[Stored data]
— Start —
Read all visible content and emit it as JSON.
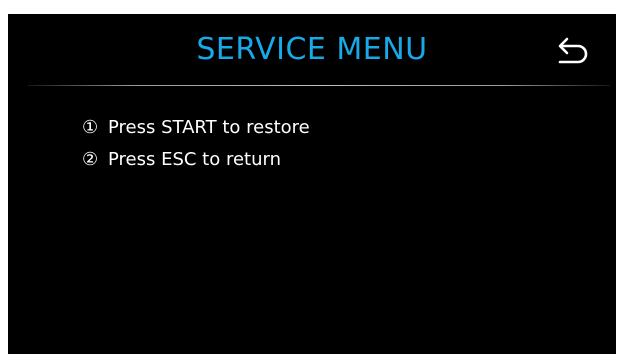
{
  "header": {
    "title": "SERVICE MENU",
    "back_icon": "back-arrow-icon"
  },
  "instructions": [
    {
      "number": "①",
      "text": "Press START to restore"
    },
    {
      "number": "②",
      "text": "Press ESC to return"
    }
  ],
  "colors": {
    "background": "#000000",
    "title": "#17a9e8",
    "text": "#ffffff"
  }
}
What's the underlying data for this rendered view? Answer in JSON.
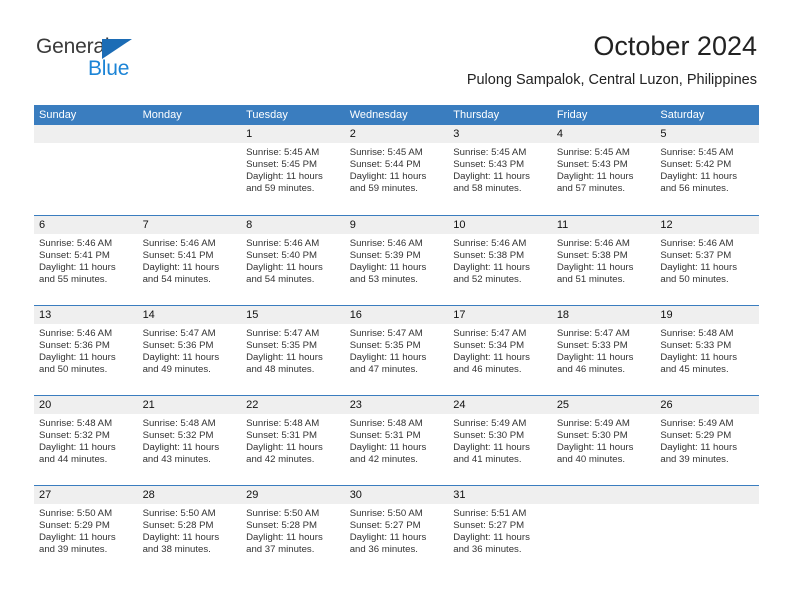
— End —
Problem to solve: Copy the material above in full and exactly, skipping pictures.

Answer to the problem:
Read all visible content and emit it as JSON.
{
  "header": {
    "title": "SERVICE MENU",
    "back_icon": "back-arrow-icon"
  },
  "instructions": [
    {
      "number": "①",
      "text": "Press START to restore"
    },
    {
      "number": "②",
      "text": "Press ESC to return"
    }
  ],
  "colors": {
    "background": "#000000",
    "title": "#17a9e8",
    "text": "#ffffff"
  }
}
What's the underlying data for this rendered view? Answer in JSON.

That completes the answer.